[WHAT IS EXPECTED]: Count the lines below that include the word "dims" and write that number alone.

[DATASET ROWS]:
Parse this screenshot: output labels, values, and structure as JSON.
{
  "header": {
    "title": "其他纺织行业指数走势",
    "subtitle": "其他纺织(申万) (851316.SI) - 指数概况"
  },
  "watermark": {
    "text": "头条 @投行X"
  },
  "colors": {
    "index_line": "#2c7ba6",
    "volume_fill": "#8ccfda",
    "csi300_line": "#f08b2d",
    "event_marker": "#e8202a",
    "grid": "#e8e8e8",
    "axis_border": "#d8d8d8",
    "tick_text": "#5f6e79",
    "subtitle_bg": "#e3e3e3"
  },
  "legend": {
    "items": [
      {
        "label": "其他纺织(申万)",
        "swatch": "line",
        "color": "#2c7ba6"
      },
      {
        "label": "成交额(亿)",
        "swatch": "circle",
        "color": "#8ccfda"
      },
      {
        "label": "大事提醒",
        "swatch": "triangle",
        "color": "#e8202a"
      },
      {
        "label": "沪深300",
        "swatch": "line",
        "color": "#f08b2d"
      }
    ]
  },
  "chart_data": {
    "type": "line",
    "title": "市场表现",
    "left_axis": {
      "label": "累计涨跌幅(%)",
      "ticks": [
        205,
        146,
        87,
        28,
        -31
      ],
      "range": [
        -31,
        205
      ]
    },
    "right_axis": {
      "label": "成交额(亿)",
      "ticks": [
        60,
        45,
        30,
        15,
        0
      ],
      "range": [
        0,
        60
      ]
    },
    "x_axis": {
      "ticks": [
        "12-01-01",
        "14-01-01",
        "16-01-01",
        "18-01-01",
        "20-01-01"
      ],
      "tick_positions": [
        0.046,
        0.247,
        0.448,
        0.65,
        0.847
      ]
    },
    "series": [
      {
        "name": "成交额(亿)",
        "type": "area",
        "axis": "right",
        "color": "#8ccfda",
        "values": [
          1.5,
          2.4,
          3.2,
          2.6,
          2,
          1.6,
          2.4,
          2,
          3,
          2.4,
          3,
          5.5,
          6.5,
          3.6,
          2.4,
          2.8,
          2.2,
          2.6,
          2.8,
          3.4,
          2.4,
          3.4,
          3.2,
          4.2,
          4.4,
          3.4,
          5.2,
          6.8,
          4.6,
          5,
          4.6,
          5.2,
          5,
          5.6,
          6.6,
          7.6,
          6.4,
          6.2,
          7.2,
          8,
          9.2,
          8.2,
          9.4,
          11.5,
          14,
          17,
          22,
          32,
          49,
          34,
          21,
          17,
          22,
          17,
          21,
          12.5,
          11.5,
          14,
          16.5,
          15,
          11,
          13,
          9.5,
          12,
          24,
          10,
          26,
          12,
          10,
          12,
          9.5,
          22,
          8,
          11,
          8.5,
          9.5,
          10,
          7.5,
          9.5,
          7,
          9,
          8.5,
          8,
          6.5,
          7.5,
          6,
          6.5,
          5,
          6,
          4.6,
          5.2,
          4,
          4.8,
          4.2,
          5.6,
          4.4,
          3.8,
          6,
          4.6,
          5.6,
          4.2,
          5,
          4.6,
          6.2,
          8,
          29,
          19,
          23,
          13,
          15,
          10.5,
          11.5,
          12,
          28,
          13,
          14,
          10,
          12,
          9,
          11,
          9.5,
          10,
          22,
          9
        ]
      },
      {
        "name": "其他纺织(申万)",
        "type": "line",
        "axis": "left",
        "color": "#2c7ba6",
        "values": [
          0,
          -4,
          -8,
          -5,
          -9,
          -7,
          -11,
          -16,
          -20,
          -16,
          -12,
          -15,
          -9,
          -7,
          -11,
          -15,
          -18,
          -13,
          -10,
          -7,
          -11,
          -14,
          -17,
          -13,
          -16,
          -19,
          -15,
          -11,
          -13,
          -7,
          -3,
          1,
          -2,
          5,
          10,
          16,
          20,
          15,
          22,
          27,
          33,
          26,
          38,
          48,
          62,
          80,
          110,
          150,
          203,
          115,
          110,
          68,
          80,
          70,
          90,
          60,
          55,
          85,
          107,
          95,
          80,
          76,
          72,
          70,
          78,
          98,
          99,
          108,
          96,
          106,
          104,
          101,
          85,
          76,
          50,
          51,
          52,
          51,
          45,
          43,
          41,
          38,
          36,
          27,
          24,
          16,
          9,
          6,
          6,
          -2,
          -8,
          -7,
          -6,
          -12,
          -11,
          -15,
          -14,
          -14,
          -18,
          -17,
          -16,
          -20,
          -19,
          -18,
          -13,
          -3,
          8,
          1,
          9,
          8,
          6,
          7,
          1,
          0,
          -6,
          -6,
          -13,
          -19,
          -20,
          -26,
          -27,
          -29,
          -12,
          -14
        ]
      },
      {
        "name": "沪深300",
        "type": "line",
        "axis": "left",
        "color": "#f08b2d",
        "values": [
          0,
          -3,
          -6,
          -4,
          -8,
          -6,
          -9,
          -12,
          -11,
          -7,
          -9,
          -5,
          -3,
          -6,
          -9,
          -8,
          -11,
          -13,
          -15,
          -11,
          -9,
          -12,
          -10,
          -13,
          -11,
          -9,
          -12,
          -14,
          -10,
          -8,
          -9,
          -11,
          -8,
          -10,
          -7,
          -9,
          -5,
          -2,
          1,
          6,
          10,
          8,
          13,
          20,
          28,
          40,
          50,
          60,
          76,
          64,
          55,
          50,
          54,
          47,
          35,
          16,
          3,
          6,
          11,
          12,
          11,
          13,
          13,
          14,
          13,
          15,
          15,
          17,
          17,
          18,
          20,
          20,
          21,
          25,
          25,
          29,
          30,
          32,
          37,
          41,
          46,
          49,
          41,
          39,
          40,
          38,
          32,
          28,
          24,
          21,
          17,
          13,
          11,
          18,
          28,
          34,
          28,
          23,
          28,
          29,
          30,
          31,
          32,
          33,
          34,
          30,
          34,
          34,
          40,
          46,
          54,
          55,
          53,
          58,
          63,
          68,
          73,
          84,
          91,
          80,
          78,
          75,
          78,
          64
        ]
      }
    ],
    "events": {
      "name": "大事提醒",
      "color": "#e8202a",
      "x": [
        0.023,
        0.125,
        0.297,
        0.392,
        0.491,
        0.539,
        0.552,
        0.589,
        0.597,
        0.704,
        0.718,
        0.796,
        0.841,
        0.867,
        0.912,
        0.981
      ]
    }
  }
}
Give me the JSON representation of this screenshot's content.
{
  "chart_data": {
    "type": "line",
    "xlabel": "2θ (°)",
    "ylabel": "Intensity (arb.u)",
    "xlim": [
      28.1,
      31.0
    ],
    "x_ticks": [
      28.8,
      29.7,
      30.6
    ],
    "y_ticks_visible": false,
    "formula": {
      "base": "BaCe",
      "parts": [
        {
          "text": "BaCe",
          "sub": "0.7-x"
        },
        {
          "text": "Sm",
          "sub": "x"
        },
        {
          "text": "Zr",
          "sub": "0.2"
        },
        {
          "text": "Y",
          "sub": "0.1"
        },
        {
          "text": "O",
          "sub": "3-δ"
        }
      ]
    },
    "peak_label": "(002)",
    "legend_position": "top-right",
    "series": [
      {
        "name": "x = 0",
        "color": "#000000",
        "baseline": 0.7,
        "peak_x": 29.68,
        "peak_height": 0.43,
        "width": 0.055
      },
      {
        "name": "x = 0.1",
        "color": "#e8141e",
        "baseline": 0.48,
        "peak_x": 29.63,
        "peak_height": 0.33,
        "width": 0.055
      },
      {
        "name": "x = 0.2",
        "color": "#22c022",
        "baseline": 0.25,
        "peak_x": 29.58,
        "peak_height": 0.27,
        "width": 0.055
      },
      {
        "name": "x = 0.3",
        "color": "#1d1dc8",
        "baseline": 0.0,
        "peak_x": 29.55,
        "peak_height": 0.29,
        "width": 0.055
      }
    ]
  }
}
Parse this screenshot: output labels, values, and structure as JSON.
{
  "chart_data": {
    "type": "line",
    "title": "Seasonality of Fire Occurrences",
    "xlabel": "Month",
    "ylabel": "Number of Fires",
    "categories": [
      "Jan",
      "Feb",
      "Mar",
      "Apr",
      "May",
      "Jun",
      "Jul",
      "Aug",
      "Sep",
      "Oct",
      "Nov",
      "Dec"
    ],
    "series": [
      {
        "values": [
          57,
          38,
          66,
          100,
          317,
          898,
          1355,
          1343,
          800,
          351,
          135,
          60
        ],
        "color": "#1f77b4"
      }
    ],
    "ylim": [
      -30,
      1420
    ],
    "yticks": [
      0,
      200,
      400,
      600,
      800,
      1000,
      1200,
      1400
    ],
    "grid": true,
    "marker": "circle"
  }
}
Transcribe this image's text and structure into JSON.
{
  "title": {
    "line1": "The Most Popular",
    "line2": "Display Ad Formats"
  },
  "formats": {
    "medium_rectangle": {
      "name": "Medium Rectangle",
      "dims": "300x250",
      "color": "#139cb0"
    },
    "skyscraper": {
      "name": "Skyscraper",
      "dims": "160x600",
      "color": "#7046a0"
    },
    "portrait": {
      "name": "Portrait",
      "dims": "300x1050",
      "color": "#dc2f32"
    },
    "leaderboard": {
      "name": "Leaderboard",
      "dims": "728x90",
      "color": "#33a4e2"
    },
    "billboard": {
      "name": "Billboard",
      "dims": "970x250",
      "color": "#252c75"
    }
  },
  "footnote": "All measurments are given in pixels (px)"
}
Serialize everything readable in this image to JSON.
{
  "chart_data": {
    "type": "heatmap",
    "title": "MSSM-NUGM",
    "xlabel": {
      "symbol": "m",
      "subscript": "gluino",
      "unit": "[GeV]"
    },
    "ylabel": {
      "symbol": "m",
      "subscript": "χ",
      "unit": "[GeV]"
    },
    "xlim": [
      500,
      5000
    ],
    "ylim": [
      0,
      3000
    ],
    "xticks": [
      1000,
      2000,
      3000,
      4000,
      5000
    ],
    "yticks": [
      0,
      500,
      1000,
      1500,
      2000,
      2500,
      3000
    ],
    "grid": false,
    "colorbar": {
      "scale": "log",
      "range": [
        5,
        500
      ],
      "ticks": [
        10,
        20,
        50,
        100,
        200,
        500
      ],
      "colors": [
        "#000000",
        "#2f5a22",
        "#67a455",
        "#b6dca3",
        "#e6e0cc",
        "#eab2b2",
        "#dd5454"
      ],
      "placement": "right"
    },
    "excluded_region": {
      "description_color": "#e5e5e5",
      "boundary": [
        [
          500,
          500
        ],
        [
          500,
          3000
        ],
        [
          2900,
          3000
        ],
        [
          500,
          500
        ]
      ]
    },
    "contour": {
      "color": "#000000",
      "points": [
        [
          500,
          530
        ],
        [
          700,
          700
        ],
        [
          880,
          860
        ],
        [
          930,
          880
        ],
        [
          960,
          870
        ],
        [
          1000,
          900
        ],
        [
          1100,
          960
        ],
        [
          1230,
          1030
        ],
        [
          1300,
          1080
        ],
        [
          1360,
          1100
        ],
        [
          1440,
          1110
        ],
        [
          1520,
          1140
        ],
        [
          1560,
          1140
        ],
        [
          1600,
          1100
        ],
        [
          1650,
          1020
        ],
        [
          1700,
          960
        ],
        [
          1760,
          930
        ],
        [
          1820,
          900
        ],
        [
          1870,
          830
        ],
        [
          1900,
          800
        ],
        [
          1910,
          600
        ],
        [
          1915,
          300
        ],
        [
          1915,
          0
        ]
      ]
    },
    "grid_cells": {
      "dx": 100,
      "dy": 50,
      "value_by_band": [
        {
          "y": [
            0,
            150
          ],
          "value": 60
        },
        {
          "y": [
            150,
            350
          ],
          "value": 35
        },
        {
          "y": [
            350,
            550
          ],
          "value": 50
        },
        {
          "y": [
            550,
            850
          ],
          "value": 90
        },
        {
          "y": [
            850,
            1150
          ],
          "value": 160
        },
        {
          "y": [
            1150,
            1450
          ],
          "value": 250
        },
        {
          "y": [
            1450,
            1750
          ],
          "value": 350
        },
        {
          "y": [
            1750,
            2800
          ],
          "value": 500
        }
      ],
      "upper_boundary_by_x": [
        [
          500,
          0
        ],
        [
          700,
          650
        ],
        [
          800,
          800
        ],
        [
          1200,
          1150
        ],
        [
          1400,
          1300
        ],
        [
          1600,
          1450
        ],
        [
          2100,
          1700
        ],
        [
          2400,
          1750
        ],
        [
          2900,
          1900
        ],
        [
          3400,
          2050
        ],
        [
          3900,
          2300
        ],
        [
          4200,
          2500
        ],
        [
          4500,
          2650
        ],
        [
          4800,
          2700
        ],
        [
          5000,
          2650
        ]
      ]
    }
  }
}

[TASK RESULT]: 5